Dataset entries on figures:
===

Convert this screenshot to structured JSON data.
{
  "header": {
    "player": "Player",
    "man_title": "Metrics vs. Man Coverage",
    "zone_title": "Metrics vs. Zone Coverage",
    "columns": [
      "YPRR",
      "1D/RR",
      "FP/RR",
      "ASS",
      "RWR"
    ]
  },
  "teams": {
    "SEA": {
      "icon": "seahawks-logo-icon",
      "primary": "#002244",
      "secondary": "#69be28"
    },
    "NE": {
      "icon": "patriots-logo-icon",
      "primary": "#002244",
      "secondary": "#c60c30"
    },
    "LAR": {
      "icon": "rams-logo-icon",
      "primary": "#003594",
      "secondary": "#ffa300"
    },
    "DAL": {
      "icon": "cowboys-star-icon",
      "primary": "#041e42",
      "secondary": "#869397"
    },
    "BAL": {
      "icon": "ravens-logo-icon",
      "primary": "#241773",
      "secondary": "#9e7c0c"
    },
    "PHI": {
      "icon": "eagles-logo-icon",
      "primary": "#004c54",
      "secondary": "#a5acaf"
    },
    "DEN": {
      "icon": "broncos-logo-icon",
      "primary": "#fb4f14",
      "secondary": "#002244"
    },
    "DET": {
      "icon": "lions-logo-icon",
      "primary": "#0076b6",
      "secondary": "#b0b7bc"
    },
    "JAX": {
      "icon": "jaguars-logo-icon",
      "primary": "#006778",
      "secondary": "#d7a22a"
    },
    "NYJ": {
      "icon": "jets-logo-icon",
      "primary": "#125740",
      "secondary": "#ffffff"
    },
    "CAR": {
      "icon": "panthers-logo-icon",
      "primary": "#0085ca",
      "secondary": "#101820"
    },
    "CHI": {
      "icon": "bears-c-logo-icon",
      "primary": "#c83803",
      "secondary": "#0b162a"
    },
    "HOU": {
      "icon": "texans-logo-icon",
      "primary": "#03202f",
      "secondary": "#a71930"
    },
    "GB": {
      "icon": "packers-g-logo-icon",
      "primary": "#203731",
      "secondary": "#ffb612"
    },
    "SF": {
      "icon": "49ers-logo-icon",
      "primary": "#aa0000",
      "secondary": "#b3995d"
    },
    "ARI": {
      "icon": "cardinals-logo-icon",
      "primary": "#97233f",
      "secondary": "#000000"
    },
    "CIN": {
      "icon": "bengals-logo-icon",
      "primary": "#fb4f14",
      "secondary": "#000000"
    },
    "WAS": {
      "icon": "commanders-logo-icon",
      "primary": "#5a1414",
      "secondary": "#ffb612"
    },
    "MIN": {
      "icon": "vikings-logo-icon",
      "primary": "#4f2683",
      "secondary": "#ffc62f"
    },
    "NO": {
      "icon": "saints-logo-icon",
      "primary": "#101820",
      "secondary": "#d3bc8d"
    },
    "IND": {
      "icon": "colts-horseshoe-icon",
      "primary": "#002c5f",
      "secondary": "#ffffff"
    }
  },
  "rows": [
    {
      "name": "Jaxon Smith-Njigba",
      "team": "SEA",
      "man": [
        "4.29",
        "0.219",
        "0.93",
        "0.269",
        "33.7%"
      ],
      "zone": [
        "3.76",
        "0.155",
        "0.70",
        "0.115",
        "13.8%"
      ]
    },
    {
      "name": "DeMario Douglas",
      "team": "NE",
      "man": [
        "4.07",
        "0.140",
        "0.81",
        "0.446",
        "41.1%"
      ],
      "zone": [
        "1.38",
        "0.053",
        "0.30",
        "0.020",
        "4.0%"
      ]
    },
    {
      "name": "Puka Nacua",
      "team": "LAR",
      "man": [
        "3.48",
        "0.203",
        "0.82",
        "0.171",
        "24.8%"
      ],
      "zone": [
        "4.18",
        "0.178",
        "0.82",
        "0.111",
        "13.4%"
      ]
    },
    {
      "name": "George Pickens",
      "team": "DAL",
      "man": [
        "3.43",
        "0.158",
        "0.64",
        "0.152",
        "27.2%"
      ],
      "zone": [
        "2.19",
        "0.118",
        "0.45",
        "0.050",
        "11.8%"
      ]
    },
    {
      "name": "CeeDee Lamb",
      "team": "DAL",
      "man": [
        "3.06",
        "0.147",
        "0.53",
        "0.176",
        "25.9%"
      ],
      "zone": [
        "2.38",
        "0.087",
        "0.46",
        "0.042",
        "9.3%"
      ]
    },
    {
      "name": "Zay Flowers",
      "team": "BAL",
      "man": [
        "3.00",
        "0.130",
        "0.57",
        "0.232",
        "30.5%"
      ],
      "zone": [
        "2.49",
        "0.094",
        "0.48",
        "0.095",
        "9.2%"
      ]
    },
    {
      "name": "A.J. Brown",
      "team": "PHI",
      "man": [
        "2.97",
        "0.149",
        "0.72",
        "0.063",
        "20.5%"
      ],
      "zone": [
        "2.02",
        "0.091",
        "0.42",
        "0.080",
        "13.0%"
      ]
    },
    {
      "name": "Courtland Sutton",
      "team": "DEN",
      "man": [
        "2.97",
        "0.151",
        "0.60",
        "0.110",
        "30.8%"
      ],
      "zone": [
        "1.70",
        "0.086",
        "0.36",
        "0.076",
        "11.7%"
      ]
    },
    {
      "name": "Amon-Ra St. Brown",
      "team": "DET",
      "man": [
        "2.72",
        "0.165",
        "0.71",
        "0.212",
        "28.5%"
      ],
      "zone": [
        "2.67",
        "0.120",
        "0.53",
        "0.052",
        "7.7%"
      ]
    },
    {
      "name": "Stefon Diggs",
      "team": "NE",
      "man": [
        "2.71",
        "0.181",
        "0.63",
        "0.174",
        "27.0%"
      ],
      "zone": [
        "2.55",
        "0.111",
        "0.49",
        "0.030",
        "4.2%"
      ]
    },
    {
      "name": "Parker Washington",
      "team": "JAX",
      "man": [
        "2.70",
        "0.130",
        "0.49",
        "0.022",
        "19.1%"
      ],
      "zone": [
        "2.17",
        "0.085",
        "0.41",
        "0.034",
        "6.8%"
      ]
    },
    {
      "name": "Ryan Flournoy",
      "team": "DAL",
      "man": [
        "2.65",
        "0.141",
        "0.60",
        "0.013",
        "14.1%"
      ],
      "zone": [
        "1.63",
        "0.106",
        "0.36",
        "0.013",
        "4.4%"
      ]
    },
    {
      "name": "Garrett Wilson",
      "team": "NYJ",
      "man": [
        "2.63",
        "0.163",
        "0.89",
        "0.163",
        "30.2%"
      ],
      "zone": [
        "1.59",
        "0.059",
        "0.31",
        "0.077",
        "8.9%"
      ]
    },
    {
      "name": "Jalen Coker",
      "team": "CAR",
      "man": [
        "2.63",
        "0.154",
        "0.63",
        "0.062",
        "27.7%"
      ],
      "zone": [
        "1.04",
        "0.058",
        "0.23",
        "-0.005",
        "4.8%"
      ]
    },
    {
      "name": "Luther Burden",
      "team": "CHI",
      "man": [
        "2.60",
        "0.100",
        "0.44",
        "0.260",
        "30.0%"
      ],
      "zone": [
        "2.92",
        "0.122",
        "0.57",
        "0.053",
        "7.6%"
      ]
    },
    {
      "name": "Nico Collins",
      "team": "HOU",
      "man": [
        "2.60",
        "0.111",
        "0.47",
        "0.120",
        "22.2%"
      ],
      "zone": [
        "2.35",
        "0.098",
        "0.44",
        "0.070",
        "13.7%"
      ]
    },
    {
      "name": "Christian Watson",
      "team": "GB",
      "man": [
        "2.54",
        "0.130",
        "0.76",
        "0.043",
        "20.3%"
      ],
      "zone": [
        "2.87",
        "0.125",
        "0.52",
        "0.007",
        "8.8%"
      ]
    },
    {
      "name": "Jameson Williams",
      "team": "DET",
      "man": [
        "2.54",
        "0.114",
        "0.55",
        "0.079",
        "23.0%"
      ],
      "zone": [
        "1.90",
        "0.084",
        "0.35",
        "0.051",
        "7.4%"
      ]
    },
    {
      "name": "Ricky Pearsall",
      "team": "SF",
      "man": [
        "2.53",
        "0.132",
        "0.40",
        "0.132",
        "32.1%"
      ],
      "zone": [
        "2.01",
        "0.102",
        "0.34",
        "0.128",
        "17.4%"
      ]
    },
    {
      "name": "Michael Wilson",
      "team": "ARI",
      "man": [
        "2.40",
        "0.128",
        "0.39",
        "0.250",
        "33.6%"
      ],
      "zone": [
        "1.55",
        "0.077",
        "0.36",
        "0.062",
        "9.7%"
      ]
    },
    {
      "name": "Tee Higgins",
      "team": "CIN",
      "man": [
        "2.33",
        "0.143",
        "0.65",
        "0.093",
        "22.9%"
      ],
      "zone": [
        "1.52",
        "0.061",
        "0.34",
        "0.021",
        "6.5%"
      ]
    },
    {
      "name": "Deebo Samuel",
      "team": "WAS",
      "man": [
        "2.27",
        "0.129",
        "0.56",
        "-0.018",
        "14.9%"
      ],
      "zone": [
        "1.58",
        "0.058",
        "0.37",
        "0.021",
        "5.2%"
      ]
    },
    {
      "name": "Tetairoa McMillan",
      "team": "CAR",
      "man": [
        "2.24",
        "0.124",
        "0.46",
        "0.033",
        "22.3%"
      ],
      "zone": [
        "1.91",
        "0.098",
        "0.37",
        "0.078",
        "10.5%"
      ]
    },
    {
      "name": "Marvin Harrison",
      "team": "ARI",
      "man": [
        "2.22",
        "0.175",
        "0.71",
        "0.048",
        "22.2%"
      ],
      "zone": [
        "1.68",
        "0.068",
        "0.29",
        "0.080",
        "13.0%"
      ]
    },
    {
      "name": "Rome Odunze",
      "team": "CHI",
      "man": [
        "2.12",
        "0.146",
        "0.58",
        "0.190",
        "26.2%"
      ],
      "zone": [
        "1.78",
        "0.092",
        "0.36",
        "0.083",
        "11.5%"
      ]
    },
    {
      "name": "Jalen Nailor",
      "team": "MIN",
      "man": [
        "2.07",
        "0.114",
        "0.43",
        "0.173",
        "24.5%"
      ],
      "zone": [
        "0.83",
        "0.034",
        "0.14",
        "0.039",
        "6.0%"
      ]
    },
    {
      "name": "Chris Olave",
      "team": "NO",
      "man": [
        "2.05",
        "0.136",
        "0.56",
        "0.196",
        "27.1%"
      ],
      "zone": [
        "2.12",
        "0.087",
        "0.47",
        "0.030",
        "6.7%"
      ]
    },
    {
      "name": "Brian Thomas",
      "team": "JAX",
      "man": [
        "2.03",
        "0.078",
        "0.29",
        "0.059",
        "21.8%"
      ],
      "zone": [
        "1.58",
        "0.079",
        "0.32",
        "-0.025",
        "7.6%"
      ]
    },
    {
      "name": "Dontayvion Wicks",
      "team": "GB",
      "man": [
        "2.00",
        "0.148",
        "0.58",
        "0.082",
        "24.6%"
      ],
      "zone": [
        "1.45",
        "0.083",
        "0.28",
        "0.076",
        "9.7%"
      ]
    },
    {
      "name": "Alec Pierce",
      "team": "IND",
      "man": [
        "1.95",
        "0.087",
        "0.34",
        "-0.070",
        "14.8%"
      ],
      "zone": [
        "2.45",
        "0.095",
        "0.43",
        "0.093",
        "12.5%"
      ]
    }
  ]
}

===

## Aim
Check each line of the data above for the word "Wilson", then state how many lines have it. Give the number alone.

## Exercise solution
2